* [Source]:
This will provide guidance for split dollar arrangements
established before September 18, 2003. The Notice provides
guidance on valuing the insurance protection in split dollar
arrangements (SDAs) in Section III, and the tax treatment of
equity SDAs in Section IV. The proposed regulations issued in July
2002, in its “Background and Explanation of Provisions,”
and Revenue Ruling 2003-105 re-affirm the importance of Notice
2002-8. Remember all SDAs established prior to the final
regulations will be governed by Notice 2002-8 – unless they
are materially modified after September 17th, 2003.
2.
As a practical matter, it may not be worth spending any time
studying the final regulations unless you are contemplating
establishing a new SDA after September 17, 2003 or materially
modifying an old SDA after September 17, 2003.
3.
Identify all of your clients that have SDAs (if you have not
already done so).
Notify them in writing of the change in the rules governing the
taxation of SDAs and that you will contact them about the need to
make changes, if any. Clients with SDAs will fall into three major
groups:
(1) private
company collateral assignment SDA, (2) private company
endorsement SDA and (3) public company SDA.
4. Identify
clients with private company collateral assignment split dollar
plans and large amounts of equity.

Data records
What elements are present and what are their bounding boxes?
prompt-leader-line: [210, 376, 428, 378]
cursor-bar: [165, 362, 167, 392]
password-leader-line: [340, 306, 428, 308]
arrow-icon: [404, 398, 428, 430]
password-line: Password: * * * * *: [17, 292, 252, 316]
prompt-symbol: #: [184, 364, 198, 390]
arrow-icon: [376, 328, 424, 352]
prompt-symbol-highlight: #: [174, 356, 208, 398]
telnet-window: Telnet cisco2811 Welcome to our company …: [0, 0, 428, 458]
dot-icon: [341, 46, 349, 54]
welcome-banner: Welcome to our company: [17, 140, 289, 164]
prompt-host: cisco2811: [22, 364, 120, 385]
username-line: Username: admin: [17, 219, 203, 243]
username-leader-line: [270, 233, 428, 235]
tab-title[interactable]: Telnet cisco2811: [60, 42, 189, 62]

* [What is required]:
Reproduce the whole text on split dollar arrangements at the top of the page word for word.

* [Problem solution]:
This will provide guidance for split dollar arrangements
established before September 18, 2003. The Notice provides
guidance on valuing the insurance protection in split dollar
arrangements (SDAs) in Section III, and the tax treatment of
equity SDAs in Section IV. The proposed regulations issued in July
2002, in its “Background and Explanation of Provisions,”
and Revenue Ruling 2003-105 re-affirm the importance of Notice
2002-8. Remember all SDAs established prior to the final
regulations will be governed by Notice 2002-8 – unless they
are materially modified after September 17th, 2003.
2.
As a practical matter, it may not be worth spending any time
studying the final regulations unless you are contemplating
establishing a new SDA after September 17, 2003 or materially
modifying an old SDA after September 17, 2003.
3.
Identify all of your clients that have SDAs (if you have not
already done so).
Notify them in writing of the change in the rules governing the
taxation of SDAs and that you will contact them about the need to
make changes, if any. Clients with SDAs will fall into three major
groups:
(1) private
company collateral assignment SDA, (2) private company
endorsement SDA and (3) public company SDA.
4. Identify
clients with private company collateral assignment split dollar
plans and large amounts of equity.